→ GIVEN REQUEST:
Copy each line below in which the string "label" occurs.

[begin DATA FOR THIS TASK]

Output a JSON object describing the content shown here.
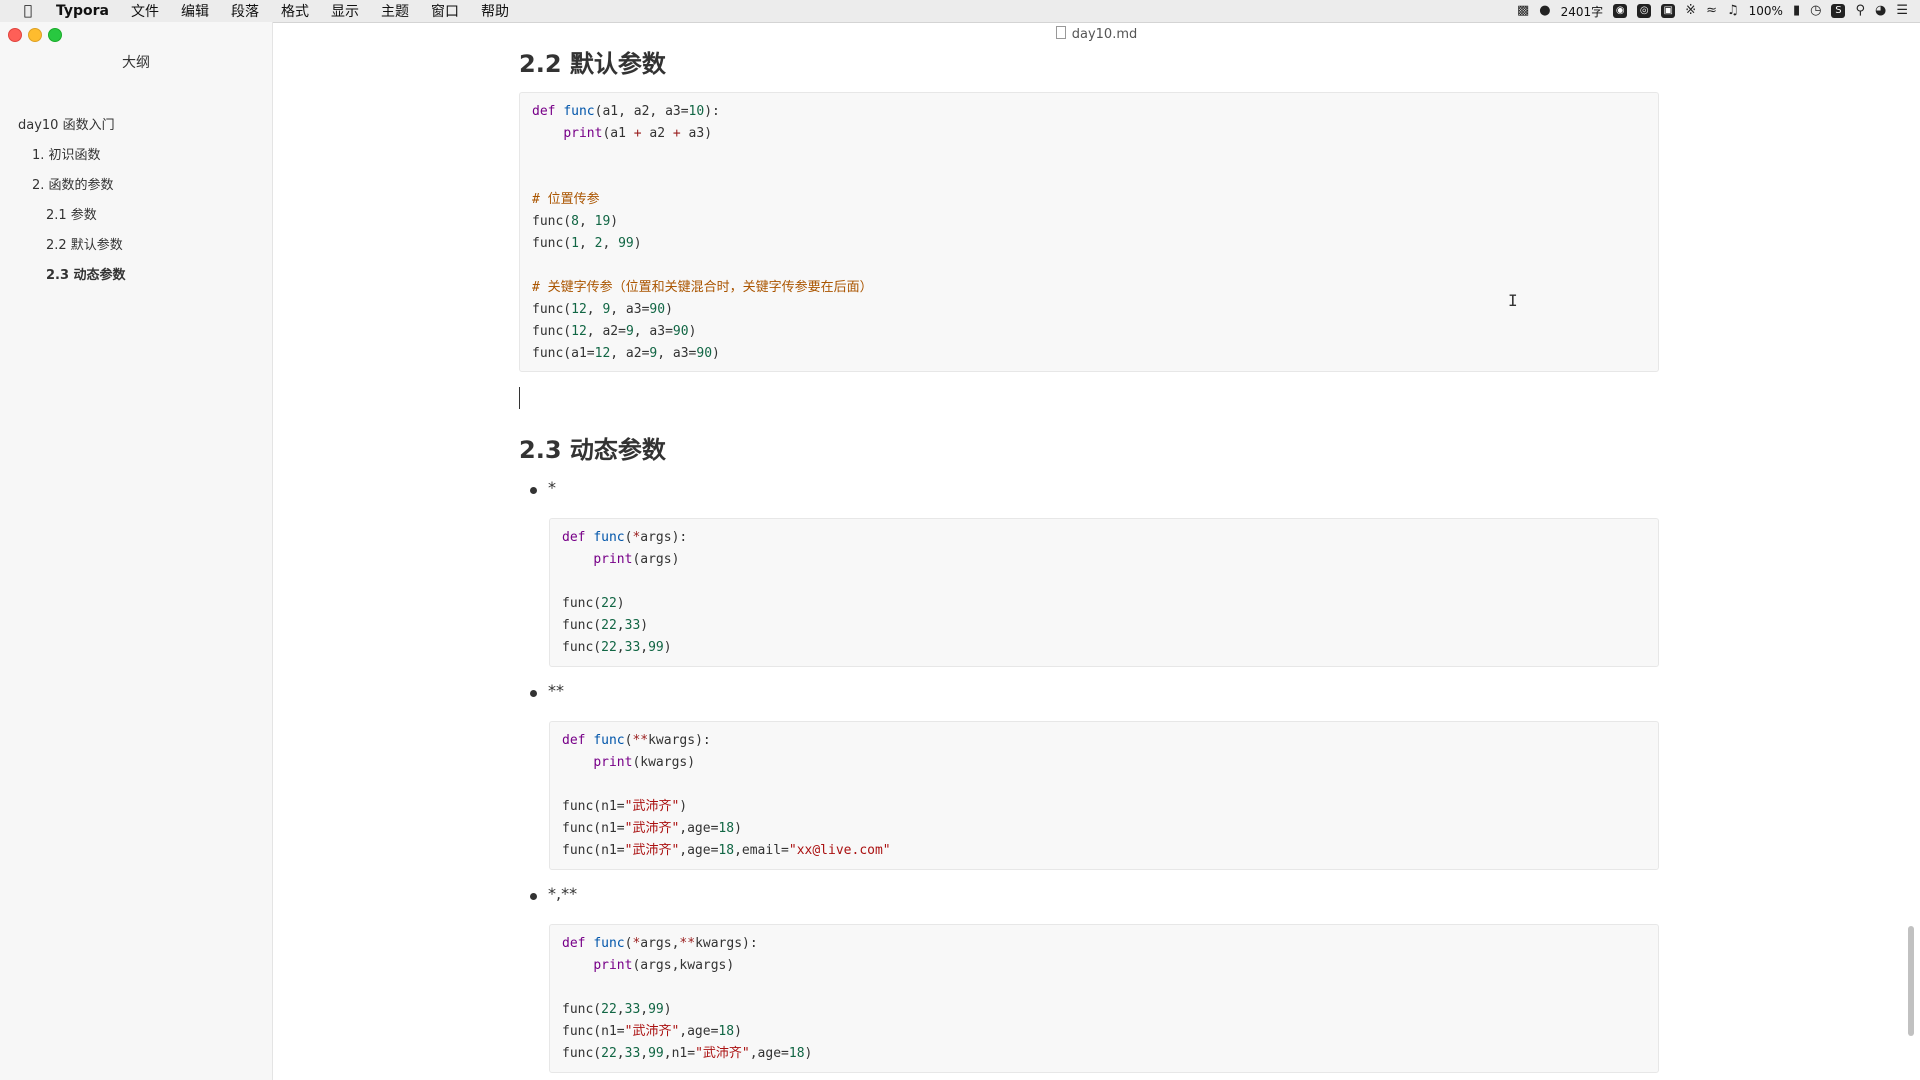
{
  "menubar": {
    "app": "Typora",
    "menus": [
      "文件",
      "编辑",
      "段落",
      "格式",
      "显示",
      "主题",
      "窗口",
      "帮助"
    ],
    "word_count": "2401字",
    "battery": "100%",
    "icons": [
      "camera-icon",
      "wechat-icon",
      "input-icon",
      "mic-icon",
      "ime-icon",
      "bluetooth-icon",
      "wifi-icon",
      "volume-icon",
      "battery-icon",
      "clock-icon",
      "app-icon",
      "search-icon",
      "siri-icon",
      "list-icon"
    ]
  },
  "window": {
    "filename": "day10.md"
  },
  "sidebar": {
    "title": "大纲",
    "items": [
      {
        "label": "day10 函数入门",
        "level": 0
      },
      {
        "label": "1. 初识函数",
        "level": 1
      },
      {
        "label": "2. 函数的参数",
        "level": 1
      },
      {
        "label": "2.1 参数",
        "level": 2
      },
      {
        "label": "2.2 默认参数",
        "level": 2
      },
      {
        "label": "2.3 动态参数",
        "level": 2,
        "active": true
      }
    ]
  },
  "doc": {
    "h_default": "2.2 默认参数",
    "h_dynamic": "2.3 动态参数",
    "bullet1": "*",
    "bullet2": "**",
    "bullet3": "*,**"
  }
}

[end DATA FOR THIS TASK]

→ IN RESPONSE:
        "label": "day10 函数入门",
        "label": "1. 初识函数",
        "label": "2. 函数的参数",
        "label": "2.1 参数",
        "label": "2.2 默认参数",
        "label": "2.3 动态参数",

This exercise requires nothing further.